==== EXERCISE MATERIAL ====
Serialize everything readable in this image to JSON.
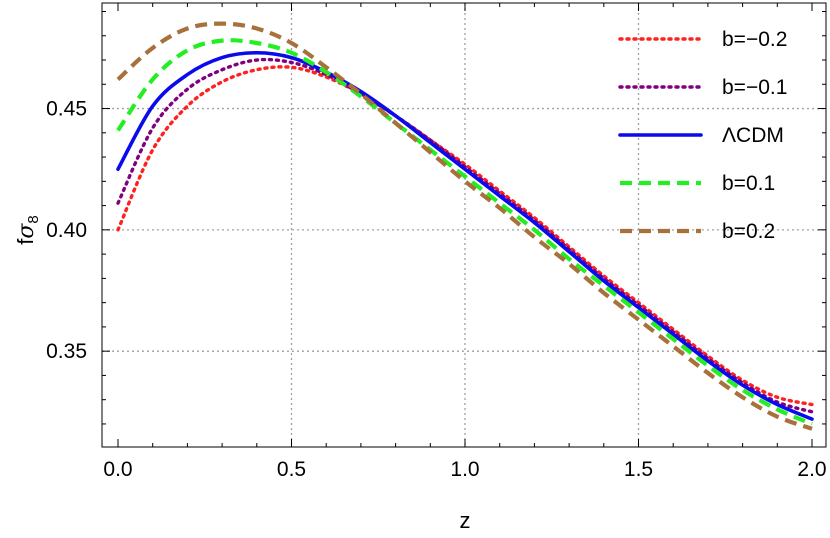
{
  "chart_data": {
    "type": "line",
    "xlabel": "z",
    "ylabel_main": "f",
    "ylabel_symbol": "σ",
    "ylabel_subscript": "8",
    "xlim": [
      0,
      2.0
    ],
    "ylim": [
      0.3105,
      0.4935
    ],
    "grid": true,
    "legend_position": "top-right",
    "x_ticks": [
      0.0,
      0.5,
      1.0,
      1.5,
      2.0
    ],
    "x_tick_labels": [
      "0.0",
      "0.5",
      "1.0",
      "1.5",
      "2.0"
    ],
    "y_ticks": [
      0.35,
      0.4,
      0.45
    ],
    "y_tick_labels": [
      "0.35",
      "0.40",
      "0.45"
    ],
    "x": [
      0.0,
      0.1,
      0.2,
      0.3,
      0.4,
      0.5,
      0.6,
      0.7,
      0.8,
      0.9,
      1.0,
      1.1,
      1.2,
      1.3,
      1.4,
      1.5,
      1.6,
      1.7,
      1.8,
      1.9,
      2.0
    ],
    "series": [
      {
        "name": "b=−0.2",
        "color": "#ff2020",
        "style": "dotted",
        "values": [
          0.4,
          0.433,
          0.451,
          0.461,
          0.466,
          0.467,
          0.463,
          0.456,
          0.447,
          0.437,
          0.427,
          0.416,
          0.405,
          0.393,
          0.381,
          0.37,
          0.359,
          0.348,
          0.338,
          0.331,
          0.328
        ]
      },
      {
        "name": "b=−0.1",
        "color": "#800080",
        "style": "dotted",
        "values": [
          0.411,
          0.442,
          0.458,
          0.466,
          0.47,
          0.469,
          0.464,
          0.456,
          0.447,
          0.437,
          0.426,
          0.415,
          0.404,
          0.392,
          0.38,
          0.369,
          0.358,
          0.347,
          0.337,
          0.329,
          0.325
        ]
      },
      {
        "name": "ΛCDM",
        "color": "#0a0aee",
        "style": "solid",
        "values": [
          0.425,
          0.451,
          0.464,
          0.471,
          0.473,
          0.471,
          0.465,
          0.457,
          0.447,
          0.436,
          0.425,
          0.414,
          0.403,
          0.391,
          0.379,
          0.368,
          0.357,
          0.346,
          0.336,
          0.328,
          0.322
        ]
      },
      {
        "name": "b=0.1",
        "color": "#22ee22",
        "style": "dashed",
        "values": [
          0.441,
          0.462,
          0.474,
          0.478,
          0.477,
          0.473,
          0.465,
          0.455,
          0.444,
          0.433,
          0.422,
          0.411,
          0.4,
          0.388,
          0.377,
          0.366,
          0.355,
          0.344,
          0.334,
          0.326,
          0.32
        ]
      },
      {
        "name": "b=0.2",
        "color": "#a8713c",
        "style": "dashed",
        "values": [
          0.462,
          0.475,
          0.483,
          0.485,
          0.483,
          0.477,
          0.467,
          0.456,
          0.444,
          0.432,
          0.42,
          0.409,
          0.397,
          0.386,
          0.374,
          0.363,
          0.352,
          0.341,
          0.331,
          0.323,
          0.318
        ]
      }
    ]
  }
}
====
→ EXERCISE DIRECTIONS
From the data above, copy each line that holds "name".

→ EXPECTED OUTPUT
        "name": "b=−0.2",
        "name": "b=−0.1",
        "name": "ΛCDM",
        "name": "b=0.1",
        "name": "b=0.2",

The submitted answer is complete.